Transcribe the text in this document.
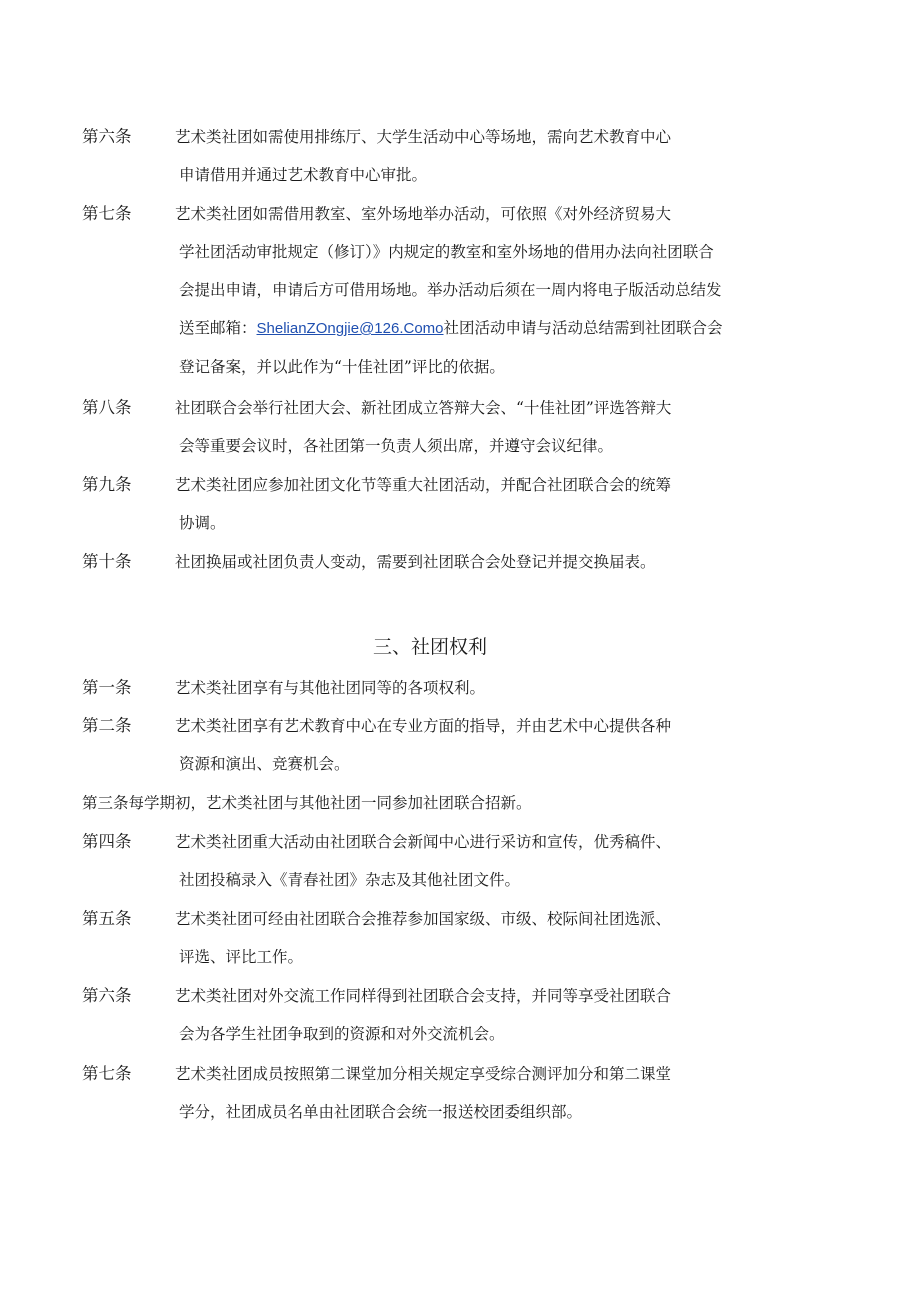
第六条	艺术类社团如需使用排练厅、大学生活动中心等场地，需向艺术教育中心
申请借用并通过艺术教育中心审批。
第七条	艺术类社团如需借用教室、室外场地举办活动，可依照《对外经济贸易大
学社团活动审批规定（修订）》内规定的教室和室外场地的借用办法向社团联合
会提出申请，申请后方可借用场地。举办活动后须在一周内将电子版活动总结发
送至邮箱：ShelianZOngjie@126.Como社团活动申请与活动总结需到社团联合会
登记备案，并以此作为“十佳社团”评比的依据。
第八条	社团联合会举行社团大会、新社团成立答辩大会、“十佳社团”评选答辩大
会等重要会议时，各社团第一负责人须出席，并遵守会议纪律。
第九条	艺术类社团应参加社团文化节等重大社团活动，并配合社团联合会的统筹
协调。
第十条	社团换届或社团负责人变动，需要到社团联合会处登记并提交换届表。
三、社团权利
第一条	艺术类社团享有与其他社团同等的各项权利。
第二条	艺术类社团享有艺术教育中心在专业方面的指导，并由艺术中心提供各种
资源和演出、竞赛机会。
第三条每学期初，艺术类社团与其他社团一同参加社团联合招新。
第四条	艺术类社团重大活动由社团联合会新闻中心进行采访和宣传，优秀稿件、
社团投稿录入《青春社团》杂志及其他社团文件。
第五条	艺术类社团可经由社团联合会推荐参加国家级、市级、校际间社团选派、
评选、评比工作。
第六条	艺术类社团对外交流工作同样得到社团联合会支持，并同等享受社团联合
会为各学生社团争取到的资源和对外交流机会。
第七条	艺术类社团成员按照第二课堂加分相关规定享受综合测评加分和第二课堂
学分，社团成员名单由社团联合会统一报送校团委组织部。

==

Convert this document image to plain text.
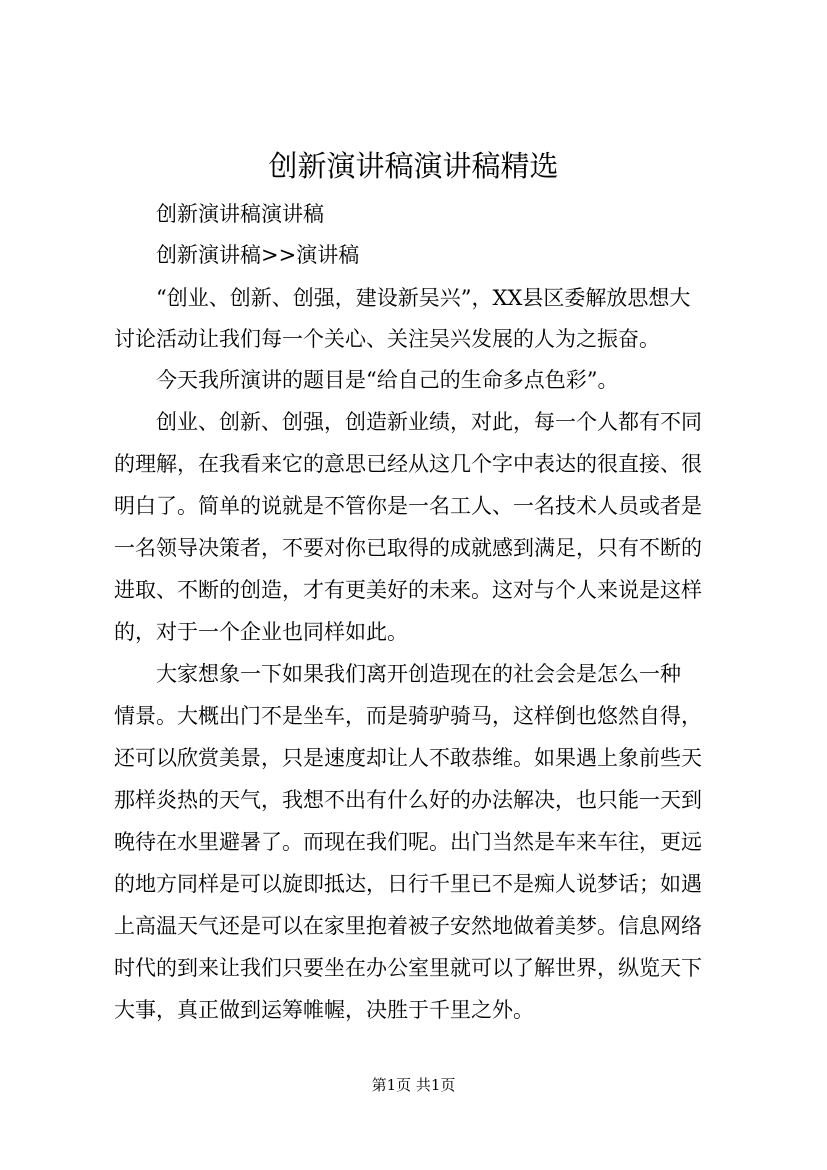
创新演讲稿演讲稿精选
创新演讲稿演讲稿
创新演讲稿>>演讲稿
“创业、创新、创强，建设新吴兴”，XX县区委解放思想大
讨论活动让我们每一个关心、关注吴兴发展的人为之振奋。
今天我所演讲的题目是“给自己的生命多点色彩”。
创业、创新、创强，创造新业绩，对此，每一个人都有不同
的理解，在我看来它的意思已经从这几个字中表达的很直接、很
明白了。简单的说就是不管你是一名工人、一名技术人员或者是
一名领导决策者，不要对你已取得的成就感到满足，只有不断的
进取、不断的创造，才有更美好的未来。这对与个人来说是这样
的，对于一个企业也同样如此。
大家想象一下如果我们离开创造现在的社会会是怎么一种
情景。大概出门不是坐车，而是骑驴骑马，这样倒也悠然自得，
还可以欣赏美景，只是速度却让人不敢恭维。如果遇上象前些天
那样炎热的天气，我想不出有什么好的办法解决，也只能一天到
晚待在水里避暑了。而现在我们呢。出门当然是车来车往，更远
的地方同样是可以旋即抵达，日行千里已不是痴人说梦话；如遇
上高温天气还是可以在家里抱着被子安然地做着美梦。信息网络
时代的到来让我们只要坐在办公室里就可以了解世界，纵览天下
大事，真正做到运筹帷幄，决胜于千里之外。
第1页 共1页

- _What needs to be done_: Scan the listing above and identify each line holding the string "this"; copy every such line.

- _Expected output_:
Transcribe the text in this document.
Convert this document image to plain text.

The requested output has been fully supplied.